Bronfragment -
____

Met de Wno heeft de wetgever destijds uitdrukkelijk gekozen voor de eenhoofdigheid van het ambt van Nationale ombudsman, dit in afwijking van de traditie van collegialiteit die ons openbaar bestuur overigens kenmerkt. In zijn reactie op het onderzoeksrapport «Blik op de toekomst van de Nationale ombudsman»1 heeft de toenmalige Staatssecretaris van Binnenlandse Zaken, J. Kohnstamm, expliciet willen vasthouden aan het beginsel van eenhoofdigheid.2 In het Algemeen Overleg van 4 februari 1998 is niet gebleken dat die visie niet werd gedeeld.3 Ook in het lokaal bestuur was eenhoofdigheid van het ambt van de gemeentelijke ombudsman tot voor zeer kort de vaste praktijk. Internationaal gezien, is eenhoofdigheid van het ambt van ombudsman eveneens het vaste patroon. Ratio van de eenhoofdigheid is de herkenbaarheid van het ambt van ombudsman, door de persoon die het bekleedt, naar de burger, als tegenhanger tegenover een vaak anonieme overheid. De ombudsman heeft alle mogelijkheid zijn eigen stempel te drukken op zijn ambtsvervulling. Het gezag van ambt en ambtsdrager vloeien aldus in elkaar over.

____

Korte opdracht a - Verander in de items, vanaf het begin tot en met de regel met "edge-italy-malaysia — [676, 341, 1050, 1064]", "El Salvador" in "Honduras" en geef die regels verder ongewijzigd terug.
Het bronfragment en de items komen uit verschillende bronnen.

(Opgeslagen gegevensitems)
____

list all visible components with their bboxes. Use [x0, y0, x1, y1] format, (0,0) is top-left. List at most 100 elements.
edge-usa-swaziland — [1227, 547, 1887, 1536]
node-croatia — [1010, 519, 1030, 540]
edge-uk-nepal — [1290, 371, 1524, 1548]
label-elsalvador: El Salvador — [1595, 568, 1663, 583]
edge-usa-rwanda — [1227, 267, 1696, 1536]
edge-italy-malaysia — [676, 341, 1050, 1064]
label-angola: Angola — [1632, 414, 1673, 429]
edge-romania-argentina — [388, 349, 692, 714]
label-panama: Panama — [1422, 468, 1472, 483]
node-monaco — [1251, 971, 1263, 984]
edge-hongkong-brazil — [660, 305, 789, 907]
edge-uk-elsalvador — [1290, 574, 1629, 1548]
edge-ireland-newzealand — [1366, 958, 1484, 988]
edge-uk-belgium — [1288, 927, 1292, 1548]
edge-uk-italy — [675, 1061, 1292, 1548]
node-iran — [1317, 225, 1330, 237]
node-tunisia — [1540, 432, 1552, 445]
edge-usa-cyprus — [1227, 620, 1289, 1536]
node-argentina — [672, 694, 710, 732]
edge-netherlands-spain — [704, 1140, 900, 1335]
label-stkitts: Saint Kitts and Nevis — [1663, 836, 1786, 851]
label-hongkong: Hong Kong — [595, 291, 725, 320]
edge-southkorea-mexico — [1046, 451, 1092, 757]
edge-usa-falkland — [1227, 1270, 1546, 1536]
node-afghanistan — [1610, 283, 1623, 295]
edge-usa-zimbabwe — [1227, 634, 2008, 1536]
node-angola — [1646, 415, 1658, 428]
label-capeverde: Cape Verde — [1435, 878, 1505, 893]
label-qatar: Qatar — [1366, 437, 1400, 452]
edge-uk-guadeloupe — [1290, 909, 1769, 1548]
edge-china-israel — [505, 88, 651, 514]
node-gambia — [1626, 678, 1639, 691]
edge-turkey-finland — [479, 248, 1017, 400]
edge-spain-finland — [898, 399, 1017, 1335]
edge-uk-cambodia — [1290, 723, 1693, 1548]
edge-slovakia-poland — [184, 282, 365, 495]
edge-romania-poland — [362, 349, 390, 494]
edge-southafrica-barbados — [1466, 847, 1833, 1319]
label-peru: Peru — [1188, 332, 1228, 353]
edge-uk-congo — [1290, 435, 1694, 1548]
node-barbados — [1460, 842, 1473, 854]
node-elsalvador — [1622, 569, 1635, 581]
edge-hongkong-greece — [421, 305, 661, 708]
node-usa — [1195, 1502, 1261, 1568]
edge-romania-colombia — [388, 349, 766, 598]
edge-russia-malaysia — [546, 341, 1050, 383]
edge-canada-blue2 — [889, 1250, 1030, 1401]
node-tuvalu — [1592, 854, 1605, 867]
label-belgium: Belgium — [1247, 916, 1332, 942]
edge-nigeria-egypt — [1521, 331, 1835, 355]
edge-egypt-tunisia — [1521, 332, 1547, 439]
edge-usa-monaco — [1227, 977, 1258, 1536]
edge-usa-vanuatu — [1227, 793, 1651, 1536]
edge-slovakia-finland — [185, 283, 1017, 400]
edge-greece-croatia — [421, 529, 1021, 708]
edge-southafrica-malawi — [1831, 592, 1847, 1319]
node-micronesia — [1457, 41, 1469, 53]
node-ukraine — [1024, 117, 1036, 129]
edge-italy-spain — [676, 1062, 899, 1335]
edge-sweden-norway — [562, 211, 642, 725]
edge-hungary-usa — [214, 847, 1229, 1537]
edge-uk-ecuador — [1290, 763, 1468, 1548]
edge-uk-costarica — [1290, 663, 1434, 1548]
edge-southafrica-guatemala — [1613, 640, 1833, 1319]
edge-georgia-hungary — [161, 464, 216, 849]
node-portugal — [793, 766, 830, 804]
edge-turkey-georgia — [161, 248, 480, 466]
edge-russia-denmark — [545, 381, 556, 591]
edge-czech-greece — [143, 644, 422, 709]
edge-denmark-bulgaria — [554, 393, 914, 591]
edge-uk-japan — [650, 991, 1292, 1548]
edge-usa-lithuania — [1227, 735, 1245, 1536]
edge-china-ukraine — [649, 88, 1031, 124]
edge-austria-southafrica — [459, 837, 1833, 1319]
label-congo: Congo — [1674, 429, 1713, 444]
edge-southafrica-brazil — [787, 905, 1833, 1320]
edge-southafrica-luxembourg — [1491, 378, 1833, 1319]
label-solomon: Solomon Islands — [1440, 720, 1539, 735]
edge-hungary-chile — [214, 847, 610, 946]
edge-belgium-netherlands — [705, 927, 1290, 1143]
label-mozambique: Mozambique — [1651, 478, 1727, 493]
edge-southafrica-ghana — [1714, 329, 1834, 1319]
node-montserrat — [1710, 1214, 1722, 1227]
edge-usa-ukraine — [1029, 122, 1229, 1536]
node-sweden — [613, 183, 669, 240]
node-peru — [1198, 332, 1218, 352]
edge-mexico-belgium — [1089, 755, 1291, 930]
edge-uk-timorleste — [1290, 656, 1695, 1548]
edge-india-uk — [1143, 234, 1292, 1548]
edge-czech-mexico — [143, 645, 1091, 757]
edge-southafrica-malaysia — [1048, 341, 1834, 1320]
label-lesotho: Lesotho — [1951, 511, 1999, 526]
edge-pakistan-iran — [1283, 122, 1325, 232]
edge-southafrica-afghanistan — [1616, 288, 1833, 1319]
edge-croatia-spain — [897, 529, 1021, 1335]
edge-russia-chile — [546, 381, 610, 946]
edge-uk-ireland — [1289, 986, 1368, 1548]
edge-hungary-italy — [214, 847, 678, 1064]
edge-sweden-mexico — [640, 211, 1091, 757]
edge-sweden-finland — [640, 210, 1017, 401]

____

Korte opdracht b - Welke bewindspersoon wilde volgens het bronfragment uitdrukkelijk vasthouden aan het beginsel van eenhoofdigheid?

Juiste antwoord a -
list all visible components with their bboxes. Use [x0, y0, x1, y1] format, (0,0) is top-left. List at most 100 elements.
edge-usa-swaziland — [1227, 547, 1887, 1536]
node-croatia — [1010, 519, 1030, 540]
edge-uk-nepal — [1290, 371, 1524, 1548]
label-elsalvador: Honduras — [1595, 568, 1663, 583]
edge-usa-rwanda — [1227, 267, 1696, 1536]
edge-italy-malaysia — [676, 341, 1050, 1064]

Juiste antwoord b - De toenmalige Staatssecretaris van Binnenlandse Zaken, J. Kohnstamm.